If you're weighing how much of your incident response to automate — and how much to deliberately keep manual — we're happy to walk through the specific actions, blast radii, and approval boundaries for your environment.
Talk to us about your platform — no commitment, just a conversation.
Frequently Asked Questions
What is SOAR and how is it different from an incident response plan?
SOAR stands for Security Orchestration, Automation and Response. An incident response plan is a document describing what people should do when something goes wrong; SOAR is the software that executes parts of that plan automatically. The plan defines the intent; the playbooks codify the mechanical steps (block, disable, notify, open incident) so they run in seconds without waiting for a human to be awake. Good automation implements a good plan — it doesn't replace the thinking behind it.
Which incident response actions are safe to automate without human approval?

---------------

Return the full SOAR text word for word. The listing that comes next has no connection to the SOAR text.

---------------

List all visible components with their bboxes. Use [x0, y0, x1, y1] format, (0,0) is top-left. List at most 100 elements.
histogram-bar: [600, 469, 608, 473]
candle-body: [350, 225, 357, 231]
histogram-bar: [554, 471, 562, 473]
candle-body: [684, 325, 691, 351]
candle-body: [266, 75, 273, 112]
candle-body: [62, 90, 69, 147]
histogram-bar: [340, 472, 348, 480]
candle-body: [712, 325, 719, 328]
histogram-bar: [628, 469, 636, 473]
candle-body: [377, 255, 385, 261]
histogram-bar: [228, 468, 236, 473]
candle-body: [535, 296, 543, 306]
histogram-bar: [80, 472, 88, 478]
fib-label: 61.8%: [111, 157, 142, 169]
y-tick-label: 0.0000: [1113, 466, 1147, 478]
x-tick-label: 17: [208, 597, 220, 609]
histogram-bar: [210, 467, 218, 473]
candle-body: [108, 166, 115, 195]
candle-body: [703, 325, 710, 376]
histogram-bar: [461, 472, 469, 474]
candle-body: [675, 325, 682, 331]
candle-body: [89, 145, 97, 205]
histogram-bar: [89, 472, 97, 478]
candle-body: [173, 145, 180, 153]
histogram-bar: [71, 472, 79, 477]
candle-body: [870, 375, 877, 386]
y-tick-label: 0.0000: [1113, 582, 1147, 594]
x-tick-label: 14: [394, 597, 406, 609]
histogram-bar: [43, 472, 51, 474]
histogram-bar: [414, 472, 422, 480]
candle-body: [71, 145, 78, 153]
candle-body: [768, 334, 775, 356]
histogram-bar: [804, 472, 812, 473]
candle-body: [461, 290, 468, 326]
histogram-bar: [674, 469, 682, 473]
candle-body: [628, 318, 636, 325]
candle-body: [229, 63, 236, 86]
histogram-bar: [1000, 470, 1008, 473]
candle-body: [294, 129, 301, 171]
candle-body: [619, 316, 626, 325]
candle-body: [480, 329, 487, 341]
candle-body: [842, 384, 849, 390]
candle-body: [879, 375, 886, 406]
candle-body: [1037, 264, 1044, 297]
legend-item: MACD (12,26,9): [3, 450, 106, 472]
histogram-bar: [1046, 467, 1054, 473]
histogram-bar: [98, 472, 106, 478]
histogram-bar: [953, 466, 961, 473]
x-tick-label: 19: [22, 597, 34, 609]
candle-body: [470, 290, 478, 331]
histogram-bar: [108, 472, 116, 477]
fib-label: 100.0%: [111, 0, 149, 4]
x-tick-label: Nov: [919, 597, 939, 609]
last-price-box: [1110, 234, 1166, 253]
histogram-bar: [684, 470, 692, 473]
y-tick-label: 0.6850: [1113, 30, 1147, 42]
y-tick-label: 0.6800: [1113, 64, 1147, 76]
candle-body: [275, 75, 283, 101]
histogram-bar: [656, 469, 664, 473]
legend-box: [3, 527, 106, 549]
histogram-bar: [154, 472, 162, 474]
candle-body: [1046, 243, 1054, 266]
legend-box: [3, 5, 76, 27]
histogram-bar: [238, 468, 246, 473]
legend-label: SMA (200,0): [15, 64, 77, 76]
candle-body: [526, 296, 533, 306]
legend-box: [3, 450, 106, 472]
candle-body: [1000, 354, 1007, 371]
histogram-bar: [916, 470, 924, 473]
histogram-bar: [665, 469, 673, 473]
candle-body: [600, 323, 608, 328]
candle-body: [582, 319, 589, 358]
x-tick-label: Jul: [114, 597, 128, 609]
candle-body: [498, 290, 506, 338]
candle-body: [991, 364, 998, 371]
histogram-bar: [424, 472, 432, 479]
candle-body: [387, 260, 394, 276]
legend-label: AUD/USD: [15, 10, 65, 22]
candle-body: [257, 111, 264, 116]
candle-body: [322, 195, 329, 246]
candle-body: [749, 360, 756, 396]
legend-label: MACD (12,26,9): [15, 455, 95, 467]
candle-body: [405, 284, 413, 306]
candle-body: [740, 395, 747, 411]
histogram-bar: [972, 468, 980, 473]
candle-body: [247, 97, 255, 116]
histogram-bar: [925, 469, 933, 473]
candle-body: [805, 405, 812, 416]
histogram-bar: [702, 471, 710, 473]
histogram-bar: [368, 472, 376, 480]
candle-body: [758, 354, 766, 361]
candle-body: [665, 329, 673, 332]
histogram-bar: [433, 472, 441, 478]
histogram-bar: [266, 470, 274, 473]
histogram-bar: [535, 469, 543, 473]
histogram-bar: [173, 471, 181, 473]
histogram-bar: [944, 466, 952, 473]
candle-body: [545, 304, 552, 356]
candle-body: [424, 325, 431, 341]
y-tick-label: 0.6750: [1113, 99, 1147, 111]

---------------

## Solution for this problem
If you're weighing how much of your incident response to automate — and how much to deliberately keep manual — we're happy to walk through the specific actions, blast radii, and approval boundaries for your environment.
Talk to us about your platform — no commitment, just a conversation.
Frequently Asked Questions
What is SOAR and how is it different from an incident response plan?
SOAR stands for Security Orchestration, Automation and Response. An incident response plan is a document describing what people should do when something goes wrong; SOAR is the software that executes parts of that plan automatically. The plan defines the intent; the playbooks codify the mechanical steps (block, disable, notify, open incident) so they run in seconds without waiting for a human to be awake. Good automation implements a good plan — it doesn't replace the thinking behind it.
Which incident response actions are safe to automate without human approval?